PROBLEM TO SOLVE -
Print the records below word for word, but leave out the pictures.

TASK MATERIAL -
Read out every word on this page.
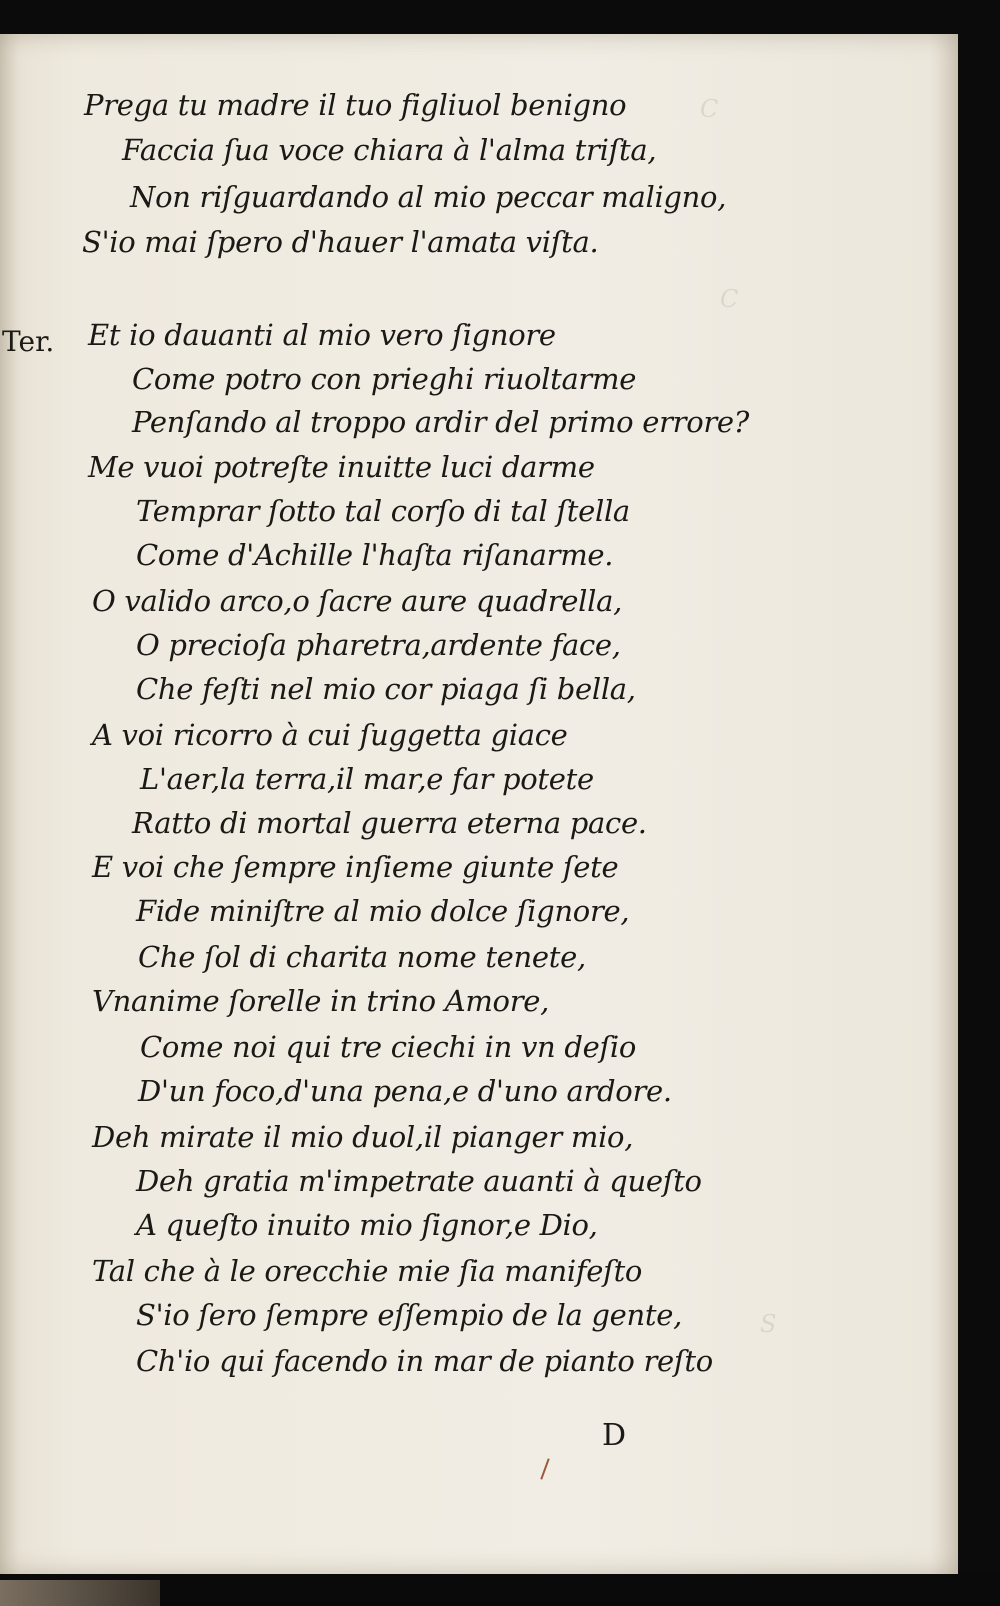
C
C
S
Ter.
Prega tu madre il tuo figliuol benigno
Faccia ſua voce chiara à l'alma triſta,
Non riſguardando al mio peccar maligno,
S'io mai ſpero d'hauer l'amata viſta.
Et io dauanti al mio vero ſignore
Come potro con prieghi riuoltarme
Penſando al troppo ardir del primo errore?
Me vuoi potreſte inuitte luci darme
Temprar ſotto tal corſo di tal ſtella
Come d'Achille l'haſta riſanarme.
O valido arco,o ſacre aure quadrella,
O precioſa pharetra,ardente face,
Che feſti nel mio cor piaga ſi bella,
A voi ricorro à cui ſuggetta giace
L'aer,la terra,il mar,e far potete
Ratto di mortal guerra eterna pace.
E voi che ſempre inſieme giunte ſete
Fide miniſtre al mio dolce ſignore,
Che ſol di charita nome tenete,
Vnanime ſorelle in trino Amore,
Come noi qui tre ciechi in vn deſio
D'un foco,d'una pena,e d'uno ardore.
Deh mirate il mio duol,il pianger mio,
Deh gratia m'impetrate auanti à queſto
A queſto inuito mio ſignor,e Dio,
Tal che à le orecchie mie ſia manifeſto
S'io ſero ſempre eſſempio de la gente,
Ch'io qui facendo in mar de pianto reſto
D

SOLUTION FOR THIS PROBLEM -
Read out every word on this page.
C
C
S
Ter.
Prega tu madre il tuo figliuol benigno
Faccia ſua voce chiara à l'alma triſta,
Non riſguardando al mio peccar maligno,
S'io mai ſpero d'hauer l'amata viſta.
Et io dauanti al mio vero ſignore
Come potro con prieghi riuoltarme
Penſando al troppo ardir del primo errore?
Me vuoi potreſte inuitte luci darme
Temprar ſotto tal corſo di tal ſtella
Come d'Achille l'haſta riſanarme.
O valido arco,o ſacre aure quadrella,
O precioſa pharetra,ardente face,
Che feſti nel mio cor piaga ſi bella,
A voi ricorro à cui ſuggetta giace
L'aer,la terra,il mar,e far potete
Ratto di mortal guerra eterna pace.
E voi che ſempre inſieme giunte ſete
Fide miniſtre al mio dolce ſignore,
Che ſol di charita nome tenete,
Vnanime ſorelle in trino Amore,
Come noi qui tre ciechi in vn deſio
D'un foco,d'una pena,e d'uno ardore.
Deh mirate il mio duol,il pianger mio,
Deh gratia m'impetrate auanti à queſto
A queſto inuito mio ſignor,e Dio,
Tal che à le orecchie mie ſia manifeſto
S'io ſero ſempre eſſempio de la gente,
Ch'io qui facendo in mar de pianto reſto
D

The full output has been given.